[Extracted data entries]
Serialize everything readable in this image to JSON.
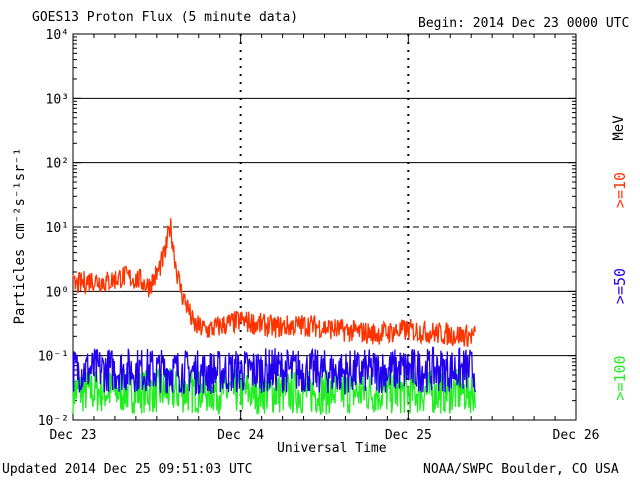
{
  "header": {
    "title": "GOES13 Proton Flux (5 minute data)",
    "begin": "Begin: 2014 Dec 23 0000 UTC"
  },
  "footer": {
    "updated": "Updated 2014 Dec 25 09:51:03 UTC",
    "credit": "NOAA/SWPC Boulder, CO USA"
  },
  "legend": {
    "unit": "MeV",
    "colors": {
      ">=10": "#ff3300",
      ">=50": "#2200ee",
      ">=100": "#22ee22"
    }
  },
  "chart_data": {
    "type": "line",
    "title": "GOES13 Proton Flux (5 minute data)",
    "xlabel": "Universal Time",
    "ylabel": "Particles cm⁻²s⁻¹sr⁻¹",
    "x_ticks": [
      "Dec 23",
      "Dec 24",
      "Dec 25",
      "Dec 26"
    ],
    "xlim_days": [
      0,
      3
    ],
    "y_scale": "log",
    "ylim": [
      0.01,
      10000
    ],
    "y_ticks": [
      "10⁻²",
      "10⁻¹",
      "10⁰",
      "10¹",
      "10²",
      "10³",
      "10⁴"
    ],
    "grid": "horizontal at each decade",
    "legend_position": "right side, rotated",
    "series": [
      {
        "name": ">=10",
        "color": "#ff3300",
        "x": [
          0.0,
          0.1,
          0.2,
          0.3,
          0.4,
          0.45,
          0.5,
          0.55,
          0.58,
          0.6,
          0.62,
          0.65,
          0.68,
          0.72,
          0.8,
          0.9,
          1.0,
          1.2,
          1.4,
          1.6,
          1.8,
          2.0,
          2.2,
          2.4
        ],
        "y": [
          1.2,
          1.5,
          1.4,
          1.7,
          1.5,
          1.2,
          1.8,
          4.0,
          11.0,
          4.5,
          2.0,
          0.9,
          0.6,
          0.3,
          0.25,
          0.3,
          0.35,
          0.28,
          0.3,
          0.25,
          0.22,
          0.25,
          0.22,
          0.2
        ]
      },
      {
        "name": ">=50",
        "color": "#2200ee",
        "x": [
          0.0,
          0.4,
          0.8,
          1.2,
          1.6,
          2.0,
          2.4
        ],
        "y": [
          0.06,
          0.06,
          0.055,
          0.06,
          0.055,
          0.06,
          0.06
        ]
      },
      {
        "name": ">=100",
        "color": "#22ee22",
        "x": [
          0.0,
          0.4,
          0.8,
          1.2,
          1.6,
          2.0,
          2.4
        ],
        "y": [
          0.028,
          0.028,
          0.028,
          0.027,
          0.027,
          0.027,
          0.028
        ]
      }
    ]
  }
}
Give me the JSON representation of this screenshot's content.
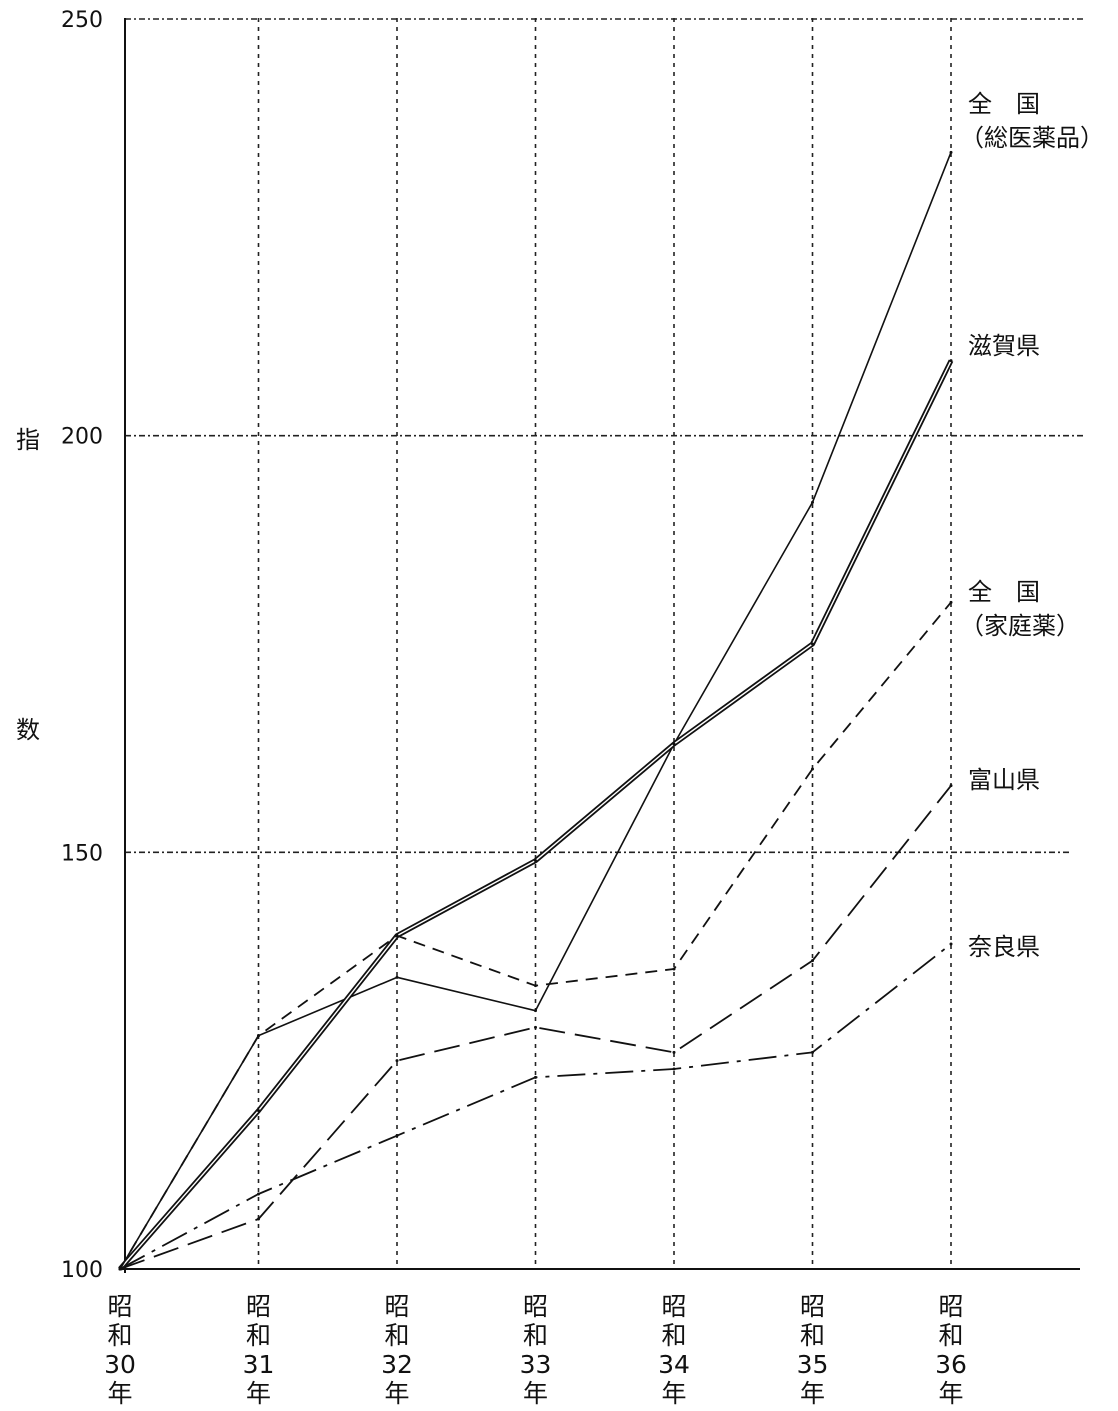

▶ [EXERCISE]
Exactly reproduce the entries above, minus the pictures.

▶ [CORRECT ANSWER]
Serialize everything readable in this image to JSON.
{
  "header": {
    "title": "GOES13 Proton Flux (5 minute data)",
    "begin": "Begin: 2014 Dec 23 0000 UTC"
  },
  "footer": {
    "updated": "Updated 2014 Dec 25 09:51:03 UTC",
    "credit": "NOAA/SWPC Boulder, CO USA"
  },
  "legend": {
    "unit": "MeV",
    "colors": {
      ">=10": "#ff3300",
      ">=50": "#2200ee",
      ">=100": "#22ee22"
    }
  },
  "chart_data": {
    "type": "line",
    "title": "GOES13 Proton Flux (5 minute data)",
    "xlabel": "Universal Time",
    "ylabel": "Particles cm⁻²s⁻¹sr⁻¹",
    "x_ticks": [
      "Dec 23",
      "Dec 24",
      "Dec 25",
      "Dec 26"
    ],
    "xlim_days": [
      0,
      3
    ],
    "y_scale": "log",
    "ylim": [
      0.01,
      10000
    ],
    "y_ticks": [
      "10⁻²",
      "10⁻¹",
      "10⁰",
      "10¹",
      "10²",
      "10³",
      "10⁴"
    ],
    "grid": "horizontal at each decade",
    "legend_position": "right side, rotated",
    "series": [
      {
        "name": ">=10",
        "color": "#ff3300",
        "x": [
          0.0,
          0.1,
          0.2,
          0.3,
          0.4,
          0.45,
          0.5,
          0.55,
          0.58,
          0.6,
          0.62,
          0.65,
          0.68,
          0.72,
          0.8,
          0.9,
          1.0,
          1.2,
          1.4,
          1.6,
          1.8,
          2.0,
          2.2,
          2.4
        ],
        "y": [
          1.2,
          1.5,
          1.4,
          1.7,
          1.5,
          1.2,
          1.8,
          4.0,
          11.0,
          4.5,
          2.0,
          0.9,
          0.6,
          0.3,
          0.25,
          0.3,
          0.35,
          0.28,
          0.3,
          0.25,
          0.22,
          0.25,
          0.22,
          0.2
        ]
      },
      {
        "name": ">=50",
        "color": "#2200ee",
        "x": [
          0.0,
          0.4,
          0.8,
          1.2,
          1.6,
          2.0,
          2.4
        ],
        "y": [
          0.06,
          0.06,
          0.055,
          0.06,
          0.055,
          0.06,
          0.06
        ]
      },
      {
        "name": ">=100",
        "color": "#22ee22",
        "x": [
          0.0,
          0.4,
          0.8,
          1.2,
          1.6,
          2.0,
          2.4
        ],
        "y": [
          0.028,
          0.028,
          0.028,
          0.027,
          0.027,
          0.027,
          0.028
        ]
      }
    ]
  }
}
Give me the JSON representation of this screenshot's content.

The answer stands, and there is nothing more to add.